Supplied records
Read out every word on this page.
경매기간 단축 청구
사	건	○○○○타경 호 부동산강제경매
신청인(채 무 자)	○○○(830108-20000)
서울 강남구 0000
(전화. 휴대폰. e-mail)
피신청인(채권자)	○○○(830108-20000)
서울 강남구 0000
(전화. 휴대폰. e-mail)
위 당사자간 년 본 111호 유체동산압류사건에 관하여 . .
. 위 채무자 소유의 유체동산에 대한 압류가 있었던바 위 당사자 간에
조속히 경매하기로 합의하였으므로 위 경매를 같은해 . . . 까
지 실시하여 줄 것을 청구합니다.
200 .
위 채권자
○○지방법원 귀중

Aim
Return every line of the material exactly.

Result below
Read out every word on this page.
경매기간 단축 청구
사	건	○○○○타경 호 부동산강제경매
신청인(채 무 자)	○○○(830108-20000)
서울 강남구 0000
(전화. 휴대폰. e-mail)
피신청인(채권자)	○○○(830108-20000)
서울 강남구 0000
(전화. 휴대폰. e-mail)
위 당사자간 년 본 111호 유체동산압류사건에 관하여 . .
. 위 채무자 소유의 유체동산에 대한 압류가 있었던바 위 당사자 간에
조속히 경매하기로 합의하였으므로 위 경매를 같은해 . . . 까
지 실시하여 줄 것을 청구합니다.
200 .
위 채권자
○○지방법원 귀중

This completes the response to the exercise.